--- Begin ---
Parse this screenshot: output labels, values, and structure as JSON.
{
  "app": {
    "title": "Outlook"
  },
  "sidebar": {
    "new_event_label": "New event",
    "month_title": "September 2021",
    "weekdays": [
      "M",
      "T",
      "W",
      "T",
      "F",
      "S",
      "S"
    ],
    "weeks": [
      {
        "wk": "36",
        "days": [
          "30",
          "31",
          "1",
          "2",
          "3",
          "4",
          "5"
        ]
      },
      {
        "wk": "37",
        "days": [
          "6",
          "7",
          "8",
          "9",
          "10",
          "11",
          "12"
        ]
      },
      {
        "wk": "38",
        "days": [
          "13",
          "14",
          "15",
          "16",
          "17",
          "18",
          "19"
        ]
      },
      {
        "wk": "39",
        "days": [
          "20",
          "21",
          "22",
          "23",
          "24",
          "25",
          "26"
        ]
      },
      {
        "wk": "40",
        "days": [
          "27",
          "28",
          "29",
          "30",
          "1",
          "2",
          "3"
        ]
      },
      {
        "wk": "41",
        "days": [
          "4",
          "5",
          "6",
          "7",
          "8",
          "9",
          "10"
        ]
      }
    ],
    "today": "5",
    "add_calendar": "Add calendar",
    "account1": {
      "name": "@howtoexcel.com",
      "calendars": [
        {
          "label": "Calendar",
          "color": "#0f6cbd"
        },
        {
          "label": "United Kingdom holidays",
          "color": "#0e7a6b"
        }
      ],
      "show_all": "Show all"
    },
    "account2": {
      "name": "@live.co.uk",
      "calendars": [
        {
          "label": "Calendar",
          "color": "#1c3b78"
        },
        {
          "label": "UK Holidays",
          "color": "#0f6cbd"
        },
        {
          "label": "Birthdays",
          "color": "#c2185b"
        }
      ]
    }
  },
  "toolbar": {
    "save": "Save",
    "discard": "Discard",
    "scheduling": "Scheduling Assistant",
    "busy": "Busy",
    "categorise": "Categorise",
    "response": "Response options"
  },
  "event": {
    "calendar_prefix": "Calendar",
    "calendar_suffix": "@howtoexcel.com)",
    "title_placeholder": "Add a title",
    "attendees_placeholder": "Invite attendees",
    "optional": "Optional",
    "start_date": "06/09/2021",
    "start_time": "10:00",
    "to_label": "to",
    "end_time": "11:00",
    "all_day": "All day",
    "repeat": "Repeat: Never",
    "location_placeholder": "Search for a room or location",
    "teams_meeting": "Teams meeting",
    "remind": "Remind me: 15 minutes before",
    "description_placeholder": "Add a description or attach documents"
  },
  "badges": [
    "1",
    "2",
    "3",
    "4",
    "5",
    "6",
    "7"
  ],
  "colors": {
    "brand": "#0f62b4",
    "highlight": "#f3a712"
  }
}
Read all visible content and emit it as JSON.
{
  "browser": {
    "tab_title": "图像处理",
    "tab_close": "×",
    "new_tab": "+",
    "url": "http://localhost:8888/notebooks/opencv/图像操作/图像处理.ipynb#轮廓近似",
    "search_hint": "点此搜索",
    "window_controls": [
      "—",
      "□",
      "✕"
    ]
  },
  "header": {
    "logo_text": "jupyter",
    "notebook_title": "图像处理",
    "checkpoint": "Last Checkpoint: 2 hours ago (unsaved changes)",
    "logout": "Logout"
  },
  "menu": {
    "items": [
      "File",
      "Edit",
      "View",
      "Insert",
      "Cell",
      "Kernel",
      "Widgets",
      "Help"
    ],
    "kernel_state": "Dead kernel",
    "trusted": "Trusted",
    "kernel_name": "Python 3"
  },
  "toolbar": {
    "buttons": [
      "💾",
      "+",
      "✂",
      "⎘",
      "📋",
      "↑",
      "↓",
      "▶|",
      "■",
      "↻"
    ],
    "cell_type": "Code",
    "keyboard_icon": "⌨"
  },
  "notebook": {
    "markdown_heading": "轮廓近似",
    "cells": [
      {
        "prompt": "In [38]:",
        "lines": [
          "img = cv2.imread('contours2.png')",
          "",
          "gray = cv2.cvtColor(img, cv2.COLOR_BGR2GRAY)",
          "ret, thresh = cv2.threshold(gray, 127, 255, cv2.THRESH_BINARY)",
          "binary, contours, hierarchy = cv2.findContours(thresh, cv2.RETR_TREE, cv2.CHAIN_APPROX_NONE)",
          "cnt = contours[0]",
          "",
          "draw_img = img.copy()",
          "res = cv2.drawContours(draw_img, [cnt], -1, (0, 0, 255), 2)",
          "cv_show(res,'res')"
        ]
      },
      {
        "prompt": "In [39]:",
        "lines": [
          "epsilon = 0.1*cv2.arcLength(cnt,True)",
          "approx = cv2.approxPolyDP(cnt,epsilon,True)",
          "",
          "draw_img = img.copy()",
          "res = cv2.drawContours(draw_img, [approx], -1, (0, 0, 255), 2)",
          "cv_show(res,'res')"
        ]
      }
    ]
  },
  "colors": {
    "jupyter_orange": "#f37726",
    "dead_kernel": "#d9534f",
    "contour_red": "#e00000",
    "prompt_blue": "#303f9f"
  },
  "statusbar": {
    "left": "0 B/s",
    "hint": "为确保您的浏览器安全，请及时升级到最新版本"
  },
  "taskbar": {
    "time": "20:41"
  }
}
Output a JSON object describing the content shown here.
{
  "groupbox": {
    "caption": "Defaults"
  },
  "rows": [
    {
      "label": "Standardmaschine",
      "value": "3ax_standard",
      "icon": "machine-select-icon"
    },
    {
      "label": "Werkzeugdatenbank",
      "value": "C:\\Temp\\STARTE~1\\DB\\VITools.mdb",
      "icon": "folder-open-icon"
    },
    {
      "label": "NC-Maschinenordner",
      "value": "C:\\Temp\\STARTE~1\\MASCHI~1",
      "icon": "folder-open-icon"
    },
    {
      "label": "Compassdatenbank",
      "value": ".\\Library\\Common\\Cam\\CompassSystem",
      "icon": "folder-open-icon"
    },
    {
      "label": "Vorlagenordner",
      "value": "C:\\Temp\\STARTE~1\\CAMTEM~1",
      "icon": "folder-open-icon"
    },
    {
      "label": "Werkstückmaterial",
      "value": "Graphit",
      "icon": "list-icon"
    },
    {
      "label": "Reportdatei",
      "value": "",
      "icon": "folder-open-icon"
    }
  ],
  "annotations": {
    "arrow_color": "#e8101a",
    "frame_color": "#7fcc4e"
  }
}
--- End ---
WHAT IS REQUIRED:
Output the entries exactly.

SOLUTION TO THIS TASK:
Parse this screenshot: output labels, values, and structure as JSON.
{
  "app": {
    "title": "Outlook"
  },
  "sidebar": {
    "new_event_label": "New event",
    "month_title": "September 2021",
    "weekdays": [
      "M",
      "T",
      "W",
      "T",
      "F",
      "S",
      "S"
    ],
    "weeks": [
      {
        "wk": "36",
        "days": [
          "30",
          "31",
          "1",
          "2",
          "3",
          "4",
          "5"
        ]
      },
      {
        "wk": "37",
        "days": [
          "6",
          "7",
          "8",
          "9",
          "10",
          "11",
          "12"
        ]
      },
      {
        "wk": "38",
        "days": [
          "13",
          "14",
          "15",
          "16",
          "17",
          "18",
          "19"
        ]
      },
      {
        "wk": "39",
        "days": [
          "20",
          "21",
          "22",
          "23",
          "24",
          "25",
          "26"
        ]
      },
      {
        "wk": "40",
        "days": [
          "27",
          "28",
          "29",
          "30",
          "1",
          "2",
          "3"
        ]
      },
      {
        "wk": "41",
        "days": [
          "4",
          "5",
          "6",
          "7",
          "8",
          "9",
          "10"
        ]
      }
    ],
    "today": "5",
    "add_calendar": "Add calendar",
    "account1": {
      "name": "@howtoexcel.com",
      "calendars": [
        {
          "label": "Calendar",
          "color": "#0f6cbd"
        },
        {
          "label": "United Kingdom holidays",
          "color": "#0e7a6b"
        }
      ],
      "show_all": "Show all"
    },
    "account2": {
      "name": "@live.co.uk",
      "calendars": [
        {
          "label": "Calendar",
          "color": "#1c3b78"
        },
        {
          "label": "UK Holidays",
          "color": "#0f6cbd"
        },
        {
          "label": "Birthdays",
          "color": "#c2185b"
        }
      ]
    }
  },
  "toolbar": {
    "save": "Save",
    "discard": "Discard",
    "scheduling": "Scheduling Assistant",
    "busy": "Busy",
    "categorise": "Categorise",
    "response": "Response options"
  },
  "event": {
    "calendar_prefix": "Calendar",
    "calendar_suffix": "@howtoexcel.com)",
    "title_placeholder": "Add a title",
    "attendees_placeholder": "Invite attendees",
    "optional": "Optional",
    "start_date": "06/09/2021",
    "start_time": "10:00",
    "to_label": "to",
    "end_time": "11:00",
    "all_day": "All day",
    "repeat": "Repeat: Never",
    "location_placeholder": "Search for a room or location",
    "teams_meeting": "Teams meeting",
    "remind": "Remind me: 15 minutes before",
    "description_placeholder": "Add a description or attach documents"
  },
  "badges": [
    "1",
    "2",
    "3",
    "4",
    "5",
    "6",
    "7"
  ],
  "colors": {
    "brand": "#0f62b4",
    "highlight": "#f3a712"
  }
}
Read all visible content and emit it as JSON.
{
  "browser": {
    "tab_title": "图像处理",
    "tab_close": "×",
    "new_tab": "+",
    "url": "http://localhost:8888/notebooks/opencv/图像操作/图像处理.ipynb#轮廓近似",
    "search_hint": "点此搜索",
    "window_controls": [
      "—",
      "□",
      "✕"
    ]
  },
  "header": {
    "logo_text": "jupyter",
    "notebook_title": "图像处理",
    "checkpoint": "Last Checkpoint: 2 hours ago (unsaved changes)",
    "logout": "Logout"
  },
  "menu": {
    "items": [
      "File",
      "Edit",
      "View",
      "Insert",
      "Cell",
      "Kernel",
      "Widgets",
      "Help"
    ],
    "kernel_state": "Dead kernel",
    "trusted": "Trusted",
    "kernel_name": "Python 3"
  },
  "toolbar": {
    "buttons": [
      "💾",
      "+",
      "✂",
      "⎘",
      "📋",
      "↑",
      "↓",
      "▶|",
      "■",
      "↻"
    ],
    "cell_type": "Code",
    "keyboard_icon": "⌨"
  },
  "notebook": {
    "markdown_heading": "轮廓近似",
    "cells": [
      {
        "prompt": "In [38]:",
        "lines": [
          "img = cv2.imread('contours2.png')",
          "",
          "gray = cv2.cvtColor(img, cv2.COLOR_BGR2GRAY)",
          "ret, thresh = cv2.threshold(gray, 127, 255, cv2.THRESH_BINARY)",
          "binary, contours, hierarchy = cv2.findContours(thresh, cv2.RETR_TREE, cv2.CHAIN_APPROX_NONE)",
          "cnt = contours[0]",
          "",
          "draw_img = img.copy()",
          "res = cv2.drawContours(draw_img, [cnt], -1, (0, 0, 255), 2)",
          "cv_show(res,'res')"
        ]
      },
      {
        "prompt": "In [39]:",
        "lines": [
          "epsilon = 0.1*cv2.arcLength(cnt,True)",
          "approx = cv2.approxPolyDP(cnt,epsilon,True)",
          "",
          "draw_img = img.copy()",
          "res = cv2.drawContours(draw_img, [approx], -1, (0, 0, 255), 2)",
          "cv_show(res,'res')"
        ]
      }
    ]
  },
  "colors": {
    "jupyter_orange": "#f37726",
    "dead_kernel": "#d9534f",
    "contour_red": "#e00000",
    "prompt_blue": "#303f9f"
  },
  "statusbar": {
    "left": "0 B/s",
    "hint": "为确保您的浏览器安全，请及时升级到最新版本"
  },
  "taskbar": {
    "time": "20:41"
  }
}
Output a JSON object describing the content shown here.
{
  "groupbox": {
    "caption": "Defaults"
  },
  "rows": [
    {
      "label": "Standardmaschine",
      "value": "3ax_standard",
      "icon": "machine-select-icon"
    },
    {
      "label": "Werkzeugdatenbank",
      "value": "C:\\Temp\\STARTE~1\\DB\\VITools.mdb",
      "icon": "folder-open-icon"
    },
    {
      "label": "NC-Maschinenordner",
      "value": "C:\\Temp\\STARTE~1\\MASCHI~1",
      "icon": "folder-open-icon"
    },
    {
      "label": "Compassdatenbank",
      "value": ".\\Library\\Common\\Cam\\CompassSystem",
      "icon": "folder-open-icon"
    },
    {
      "label": "Vorlagenordner",
      "value": "C:\\Temp\\STARTE~1\\CAMTEM~1",
      "icon": "folder-open-icon"
    },
    {
      "label": "Werkstückmaterial",
      "value": "Graphit",
      "icon": "list-icon"
    },
    {
      "label": "Reportdatei",
      "value": "",
      "icon": "folder-open-icon"
    }
  ],
  "annotations": {
    "arrow_color": "#e8101a",
    "frame_color": "#7fcc4e"
  }
}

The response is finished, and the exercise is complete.